- What is needed
In your copy, leave out the pictures; write out all the data exactly.

##### Provided data

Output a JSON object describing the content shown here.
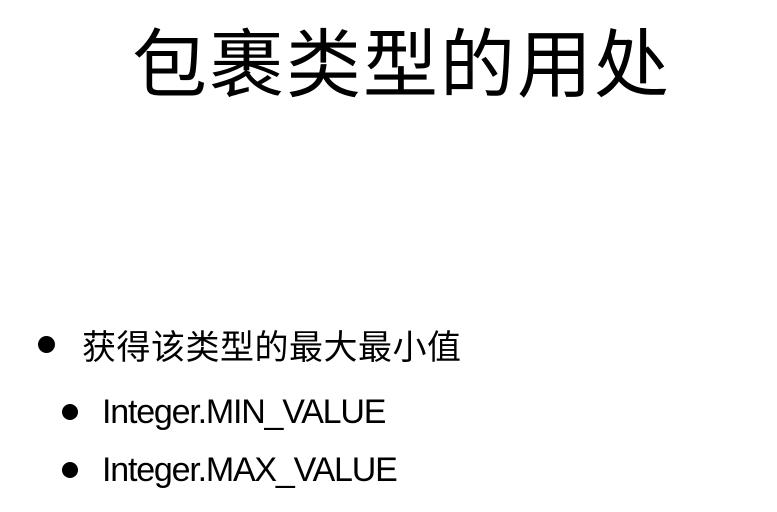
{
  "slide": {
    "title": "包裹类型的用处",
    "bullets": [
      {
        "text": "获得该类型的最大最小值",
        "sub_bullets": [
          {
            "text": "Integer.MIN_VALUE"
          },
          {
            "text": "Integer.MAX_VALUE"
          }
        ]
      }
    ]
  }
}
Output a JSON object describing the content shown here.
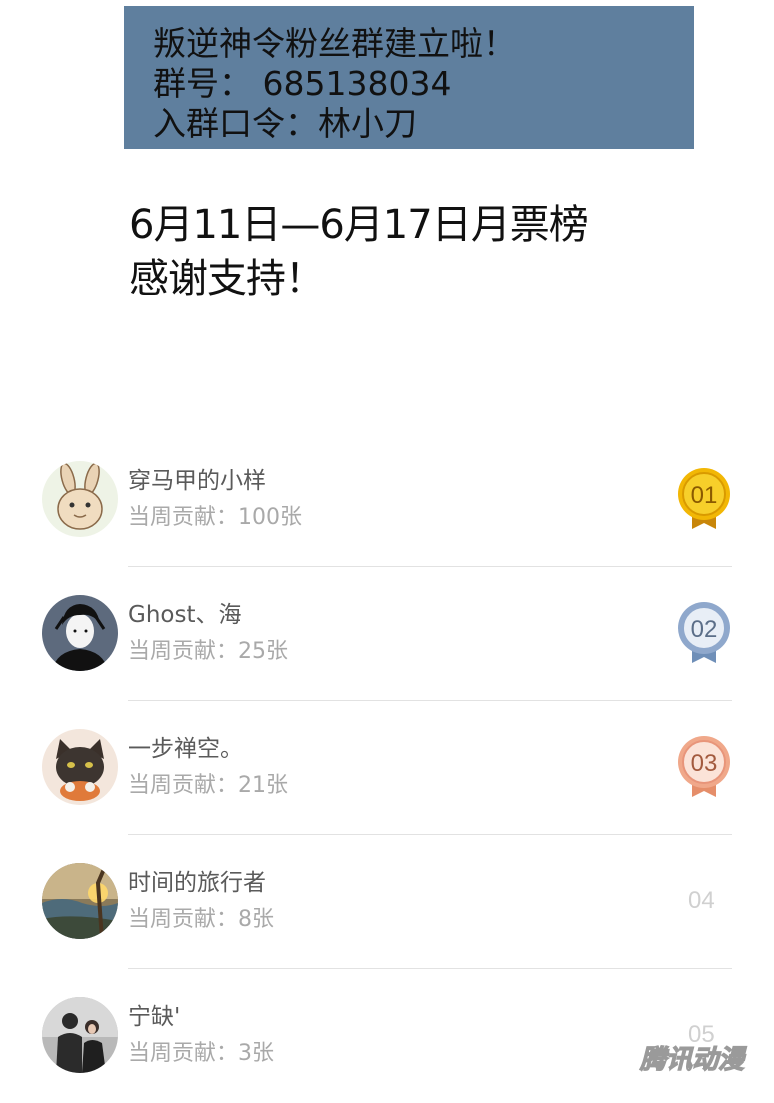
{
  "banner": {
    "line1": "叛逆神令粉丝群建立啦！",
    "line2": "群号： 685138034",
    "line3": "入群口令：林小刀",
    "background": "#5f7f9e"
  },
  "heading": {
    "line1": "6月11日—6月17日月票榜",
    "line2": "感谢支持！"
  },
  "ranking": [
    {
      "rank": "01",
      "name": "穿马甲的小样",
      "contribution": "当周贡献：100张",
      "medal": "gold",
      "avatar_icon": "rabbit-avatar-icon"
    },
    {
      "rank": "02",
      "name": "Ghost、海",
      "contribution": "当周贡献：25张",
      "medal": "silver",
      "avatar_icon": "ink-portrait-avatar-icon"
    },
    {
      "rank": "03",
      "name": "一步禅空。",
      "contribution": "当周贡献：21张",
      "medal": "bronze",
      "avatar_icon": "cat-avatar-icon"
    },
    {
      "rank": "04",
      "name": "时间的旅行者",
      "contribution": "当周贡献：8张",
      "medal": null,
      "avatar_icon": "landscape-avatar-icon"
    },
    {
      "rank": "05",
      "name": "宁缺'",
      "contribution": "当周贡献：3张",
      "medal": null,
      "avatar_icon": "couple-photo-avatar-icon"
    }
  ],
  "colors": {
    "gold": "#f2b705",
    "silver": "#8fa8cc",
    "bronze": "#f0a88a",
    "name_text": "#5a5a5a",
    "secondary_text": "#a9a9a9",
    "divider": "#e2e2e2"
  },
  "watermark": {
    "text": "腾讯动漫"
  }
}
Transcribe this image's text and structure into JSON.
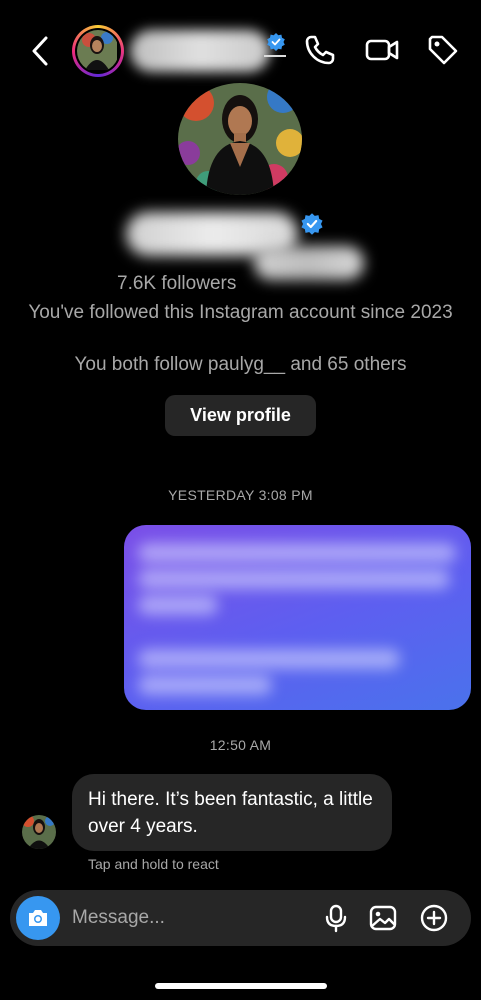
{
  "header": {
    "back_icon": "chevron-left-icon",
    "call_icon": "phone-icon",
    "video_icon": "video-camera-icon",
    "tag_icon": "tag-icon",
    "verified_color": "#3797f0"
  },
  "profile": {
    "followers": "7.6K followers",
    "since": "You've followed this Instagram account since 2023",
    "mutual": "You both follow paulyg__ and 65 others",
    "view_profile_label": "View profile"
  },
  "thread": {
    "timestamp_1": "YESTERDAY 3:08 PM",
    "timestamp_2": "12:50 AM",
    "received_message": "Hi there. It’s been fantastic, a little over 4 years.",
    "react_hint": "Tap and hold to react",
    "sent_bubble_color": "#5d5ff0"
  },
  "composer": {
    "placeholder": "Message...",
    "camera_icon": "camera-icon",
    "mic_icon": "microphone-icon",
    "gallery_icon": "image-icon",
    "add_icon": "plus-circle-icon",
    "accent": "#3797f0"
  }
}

##########

- Answer to this task
Output a JSON object describing the content shown here.
{
  "slide": {
    "title": "包裹类型的用处",
    "bullets": [
      {
        "text": "获得该类型的最大最小值",
        "sub_bullets": [
          {
            "text": "Integer.MIN_VALUE"
          },
          {
            "text": "Integer.MAX_VALUE"
          }
        ]
      }
    ]
  }
}
Output a JSON object describing the content shown here.
{
  "banner": {
    "line1": "叛逆神令粉丝群建立啦！",
    "line2": "群号： 685138034",
    "line3": "入群口令：林小刀",
    "background": "#5f7f9e"
  },
  "heading": {
    "line1": "6月11日—6月17日月票榜",
    "line2": "感谢支持！"
  },
  "ranking": [
    {
      "rank": "01",
      "name": "穿马甲的小样",
      "contribution": "当周贡献：100张",
      "medal": "gold",
      "avatar_icon": "rabbit-avatar-icon"
    },
    {
      "rank": "02",
      "name": "Ghost、海",
      "contribution": "当周贡献：25张",
      "medal": "silver",
      "avatar_icon": "ink-portrait-avatar-icon"
    },
    {
      "rank": "03",
      "name": "一步禅空。",
      "contribution": "当周贡献：21张",
      "medal": "bronze",
      "avatar_icon": "cat-avatar-icon"
    },
    {
      "rank": "04",
      "name": "时间的旅行者",
      "contribution": "当周贡献：8张",
      "medal": null,
      "avatar_icon": "landscape-avatar-icon"
    },
    {
      "rank": "05",
      "name": "宁缺'",
      "contribution": "当周贡献：3张",
      "medal": null,
      "avatar_icon": "couple-photo-avatar-icon"
    }
  ],
  "colors": {
    "gold": "#f2b705",
    "silver": "#8fa8cc",
    "bronze": "#f0a88a",
    "name_text": "#5a5a5a",
    "secondary_text": "#a9a9a9",
    "divider": "#e2e2e2"
  },
  "watermark": {
    "text": "腾讯动漫"
  }
}
Transcribe this image's text and structure into JSON.
{
  "header": {
    "back_icon": "chevron-left-icon",
    "call_icon": "phone-icon",
    "video_icon": "video-camera-icon",
    "tag_icon": "tag-icon",
    "verified_color": "#3797f0"
  },
  "profile": {
    "followers": "7.6K followers",
    "since": "You've followed this Instagram account since 2023",
    "mutual": "You both follow paulyg__ and 65 others",
    "view_profile_label": "View profile"
  },
  "thread": {
    "timestamp_1": "YESTERDAY 3:08 PM",
    "timestamp_2": "12:50 AM",
    "received_message": "Hi there. It’s been fantastic, a little over 4 years.",
    "react_hint": "Tap and hold to react",
    "sent_bubble_color": "#5d5ff0"
  },
  "composer": {
    "placeholder": "Message...",
    "camera_icon": "camera-icon",
    "mic_icon": "microphone-icon",
    "gallery_icon": "image-icon",
    "add_icon": "plus-circle-icon",
    "accent": "#3797f0"
  }
}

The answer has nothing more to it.